▶ **INFORMATION PROVIDED**
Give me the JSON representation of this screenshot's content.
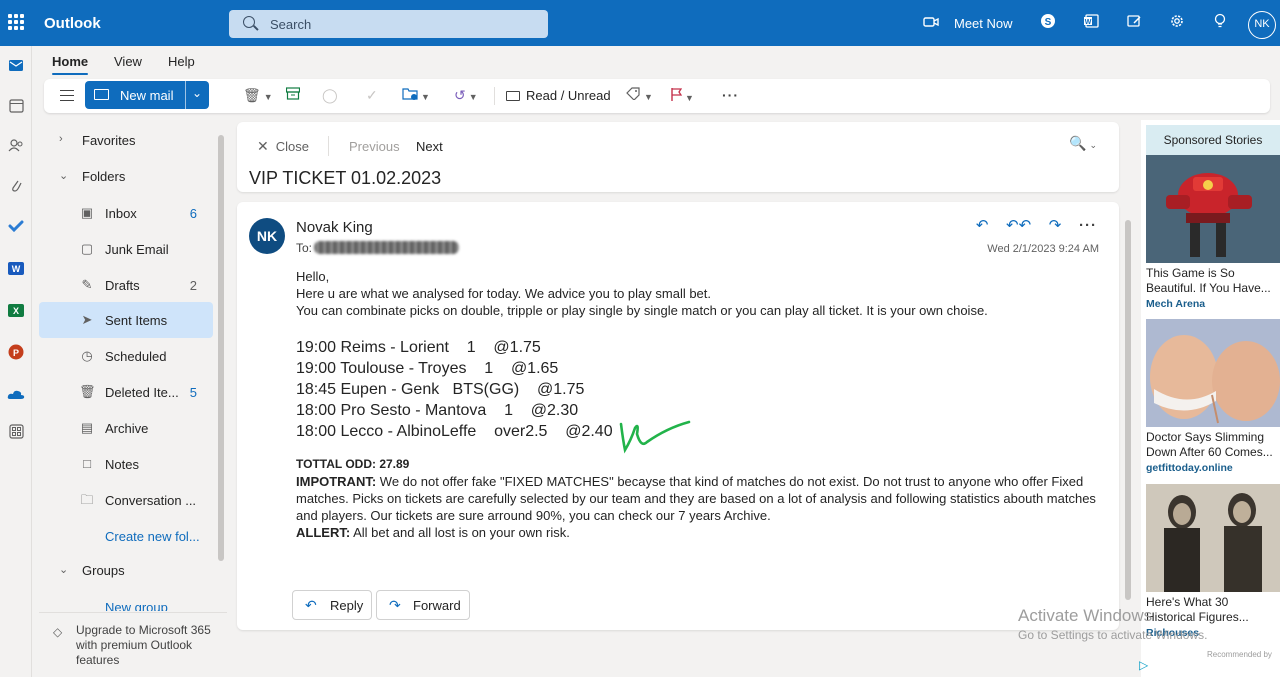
{
  "app": {
    "title": "Outlook",
    "search_placeholder": "Search",
    "meet_now": "Meet Now",
    "user_initials": "NK"
  },
  "ribbon": {
    "tabs": [
      "Home",
      "View",
      "Help"
    ],
    "new_mail": "New mail",
    "read_unread": "Read / Unread"
  },
  "nav": {
    "favorites": "Favorites",
    "folders": "Folders",
    "items": [
      {
        "label": "Inbox",
        "count": "6"
      },
      {
        "label": "Junk Email",
        "count": ""
      },
      {
        "label": "Drafts",
        "count": "2"
      },
      {
        "label": "Sent Items",
        "count": ""
      },
      {
        "label": "Scheduled",
        "count": ""
      },
      {
        "label": "Deleted Ite...",
        "count": "5"
      },
      {
        "label": "Archive",
        "count": ""
      },
      {
        "label": "Notes",
        "count": ""
      },
      {
        "label": "Conversation ...",
        "count": ""
      }
    ],
    "create_folder": "Create new fol...",
    "groups": "Groups",
    "new_group": "New group",
    "upgrade": "Upgrade to Microsoft 365 with premium Outlook features"
  },
  "reading": {
    "close": "Close",
    "previous": "Previous",
    "next": "Next",
    "subject": "VIP TICKET 01.02.2023"
  },
  "message": {
    "avatar": "NK",
    "sender": "Novak King",
    "to_label": "To:",
    "date": "Wed 2/1/2023 9:24 AM",
    "greeting": "Hello,",
    "line1": "Here u are what we analysed for today. We advice you to play small bet.",
    "line2": "You can combinate picks on double, tripple or play single by single match or you can play all ticket. It is your own choise.",
    "picks": [
      "19:00 Reims - Lorient    1    @1.75",
      "19:00 Toulouse - Troyes    1    @1.65",
      "18:45 Eupen - Genk   BTS(GG)    @1.75",
      "18:00 Pro Sesto - Mantova    1    @2.30",
      "18:00 Lecco - AlbinoLeffe    over2.5    @2.40"
    ],
    "total_odd": "TOTTAL ODD: 27.89",
    "important_label": "IMPOTRANT:",
    "important_text": " We do not offer fake \"FIXED MATCHES\" becayse that kind of matches do not exist. Do not trust to anyone who offer Fixed matches. Picks on tickets are carefully selected by our team and they are based on a lot of analysis and following statistics abouth matches and players. Our tickets are sure arround 90%, you can check our 7 years Archive.",
    "allert_label": "ALLERT:",
    "allert_text": " All bet and all lost is on your own risk.",
    "reply": "Reply",
    "forward": "Forward"
  },
  "ads": {
    "header": "Sponsored Stories",
    "items": [
      {
        "title": "This Game is So Beautiful. If You Have...",
        "source": "Mech Arena"
      },
      {
        "title": "Doctor Says Slimming Down After 60 Comes...",
        "source": "getfittoday.online"
      },
      {
        "title": "Here's What 30 Historical Figures...",
        "source": "Richouses"
      }
    ],
    "recommended": "Recommended by"
  },
  "watermark": {
    "line1": "Activate Windows",
    "line2": "Go to Settings to activate Windows."
  },
  "colors": {
    "brand": "#0f6cbd",
    "selected": "#cfe4fa",
    "avatar": "#0f4c81"
  }
}
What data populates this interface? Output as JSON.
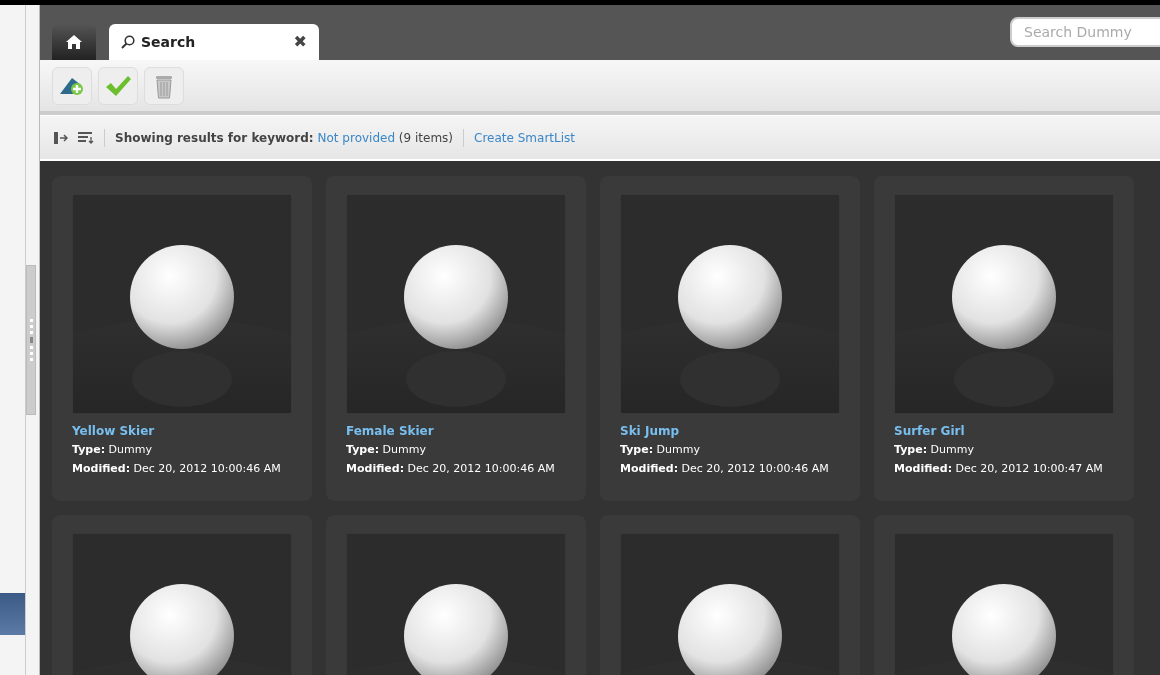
{
  "tabs": [
    {
      "kind": "home",
      "selected": false
    },
    {
      "kind": "search",
      "label": "Search",
      "close": "✖",
      "selected": true
    }
  ],
  "search": {
    "placeholder": "Search Dummy"
  },
  "toolbar": [
    {
      "kind": "add"
    },
    {
      "kind": "approve"
    },
    {
      "kind": "delete"
    }
  ],
  "filter_bar": {
    "label": "Showing results for keyword:",
    "keyword": "Not provided",
    "count": "(9 items)",
    "action": "Create SmartList"
  },
  "results": [
    {
      "kind": "full",
      "name": "Yellow Skier",
      "type_label": "Type:",
      "type": "Dummy",
      "modified_label": "Modified:",
      "modified": "Dec 20, 2012 10:00:46 AM"
    },
    {
      "kind": "full",
      "name": "Female Skier",
      "type_label": "Type:",
      "type": "Dummy",
      "modified_label": "Modified:",
      "modified": "Dec 20, 2012 10:00:46 AM"
    },
    {
      "kind": "full",
      "name": "Ski Jump",
      "type_label": "Type:",
      "type": "Dummy",
      "modified_label": "Modified:",
      "modified": "Dec 20, 2012 10:00:46 AM"
    },
    {
      "kind": "full",
      "name": "Surfer Girl",
      "type_label": "Type:",
      "type": "Dummy",
      "modified_label": "Modified:",
      "modified": "Dec 20, 2012 10:00:47 AM"
    },
    {
      "kind": "thumbnail_only"
    },
    {
      "kind": "thumbnail_only"
    },
    {
      "kind": "thumbnail_only"
    },
    {
      "kind": "thumbnail_only"
    }
  ]
}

▶ **YOUR OBJECTIVE**
In the listing above, find the lines holding the word "results" and copy them.

▶ **TASK SOLUTION**
    "label": "Showing results for keyword:",
  "results": [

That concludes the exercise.